* _Material to process_

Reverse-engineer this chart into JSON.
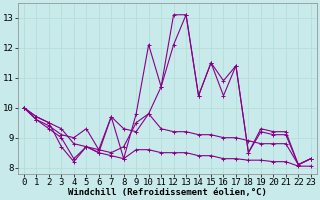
{
  "xlabel": "Windchill (Refroidissement éolien,°C)",
  "x_values": [
    0,
    1,
    2,
    3,
    4,
    5,
    6,
    7,
    8,
    9,
    10,
    11,
    12,
    13,
    14,
    15,
    16,
    17,
    18,
    19,
    20,
    21,
    22,
    23
  ],
  "series1": [
    10.0,
    9.7,
    9.5,
    8.7,
    8.2,
    8.7,
    8.5,
    9.7,
    8.3,
    9.8,
    12.1,
    10.7,
    13.1,
    13.1,
    10.4,
    11.5,
    10.4,
    11.4,
    8.5,
    9.3,
    9.2,
    9.2,
    8.1,
    8.3
  ],
  "series2": [
    10.0,
    9.7,
    9.5,
    9.3,
    8.8,
    8.7,
    8.6,
    8.5,
    8.7,
    9.5,
    9.8,
    10.7,
    12.1,
    13.1,
    10.4,
    11.5,
    10.9,
    11.4,
    8.5,
    9.2,
    9.1,
    9.1,
    8.1,
    8.3
  ],
  "series3": [
    10.0,
    9.6,
    9.4,
    9.1,
    9.0,
    9.3,
    8.6,
    9.7,
    9.3,
    9.2,
    9.8,
    9.3,
    9.2,
    9.2,
    9.1,
    9.1,
    9.0,
    9.0,
    8.9,
    8.8,
    8.8,
    8.8,
    8.1,
    8.3
  ],
  "series4": [
    10.0,
    9.6,
    9.3,
    9.0,
    8.3,
    8.7,
    8.5,
    8.4,
    8.3,
    8.6,
    8.6,
    8.5,
    8.5,
    8.5,
    8.4,
    8.4,
    8.3,
    8.3,
    8.25,
    8.25,
    8.2,
    8.2,
    8.05,
    8.05
  ],
  "line_color": "#880088",
  "marker": "+",
  "markersize": 3,
  "linewidth": 0.8,
  "ylim": [
    7.8,
    13.5
  ],
  "yticks": [
    8,
    9,
    10,
    11,
    12,
    13
  ],
  "xticks": [
    0,
    1,
    2,
    3,
    4,
    5,
    6,
    7,
    8,
    9,
    10,
    11,
    12,
    13,
    14,
    15,
    16,
    17,
    18,
    19,
    20,
    21,
    22,
    23
  ],
  "grid_color": "#b0ddd8",
  "bg_color": "#c8eaea",
  "xlabel_fontsize": 6.5,
  "tick_fontsize": 6.5
}
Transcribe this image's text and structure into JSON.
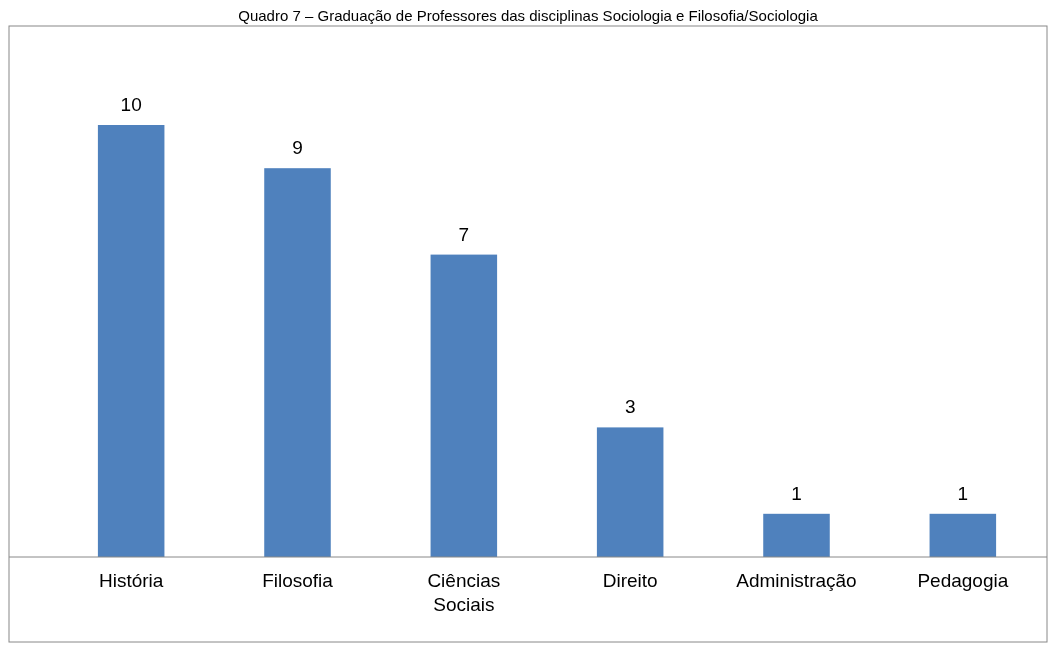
{
  "chart_data": {
    "type": "bar",
    "title": "Quadro 7 – Graduação de Professores das disciplinas Sociologia e Filosofia/Sociologia",
    "categories": [
      "História",
      "Filosofia",
      "Ciências Sociais",
      "Direito",
      "Administração",
      "Pedagogia"
    ],
    "values": [
      10,
      9,
      7,
      3,
      1,
      1
    ],
    "color": "#4f81bd",
    "data_labels": true
  }
}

* _Task_
Write every entry out again exactly, dropping the pictures.

* _Final result_
Reverse-engineer this chart into JSON.
{
  "xlabel": "Windchill (Refroidissement éolien,°C)",
  "x_values": [
    0,
    1,
    2,
    3,
    4,
    5,
    6,
    7,
    8,
    9,
    10,
    11,
    12,
    13,
    14,
    15,
    16,
    17,
    18,
    19,
    20,
    21,
    22,
    23
  ],
  "series1": [
    10.0,
    9.7,
    9.5,
    8.7,
    8.2,
    8.7,
    8.5,
    9.7,
    8.3,
    9.8,
    12.1,
    10.7,
    13.1,
    13.1,
    10.4,
    11.5,
    10.4,
    11.4,
    8.5,
    9.3,
    9.2,
    9.2,
    8.1,
    8.3
  ],
  "series2": [
    10.0,
    9.7,
    9.5,
    9.3,
    8.8,
    8.7,
    8.6,
    8.5,
    8.7,
    9.5,
    9.8,
    10.7,
    12.1,
    13.1,
    10.4,
    11.5,
    10.9,
    11.4,
    8.5,
    9.2,
    9.1,
    9.1,
    8.1,
    8.3
  ],
  "series3": [
    10.0,
    9.6,
    9.4,
    9.1,
    9.0,
    9.3,
    8.6,
    9.7,
    9.3,
    9.2,
    9.8,
    9.3,
    9.2,
    9.2,
    9.1,
    9.1,
    9.0,
    9.0,
    8.9,
    8.8,
    8.8,
    8.8,
    8.1,
    8.3
  ],
  "series4": [
    10.0,
    9.6,
    9.3,
    9.0,
    8.3,
    8.7,
    8.5,
    8.4,
    8.3,
    8.6,
    8.6,
    8.5,
    8.5,
    8.5,
    8.4,
    8.4,
    8.3,
    8.3,
    8.25,
    8.25,
    8.2,
    8.2,
    8.05,
    8.05
  ],
  "line_color": "#880088",
  "marker": "+",
  "markersize": 3,
  "linewidth": 0.8,
  "ylim": [
    7.8,
    13.5
  ],
  "yticks": [
    8,
    9,
    10,
    11,
    12,
    13
  ],
  "xticks": [
    0,
    1,
    2,
    3,
    4,
    5,
    6,
    7,
    8,
    9,
    10,
    11,
    12,
    13,
    14,
    15,
    16,
    17,
    18,
    19,
    20,
    21,
    22,
    23
  ],
  "grid_color": "#b0ddd8",
  "bg_color": "#c8eaea",
  "xlabel_fontsize": 6.5,
  "tick_fontsize": 6.5
}
Transcribe this image's text and structure into JSON.
{
  "chart_data": {
    "type": "bar",
    "title": "Quadro 7 – Graduação de Professores das disciplinas Sociologia e Filosofia/Sociologia",
    "categories": [
      "História",
      "Filosofia",
      "Ciências Sociais",
      "Direito",
      "Administração",
      "Pedagogia"
    ],
    "values": [
      10,
      9,
      7,
      3,
      1,
      1
    ],
    "color": "#4f81bd",
    "data_labels": true
  }
}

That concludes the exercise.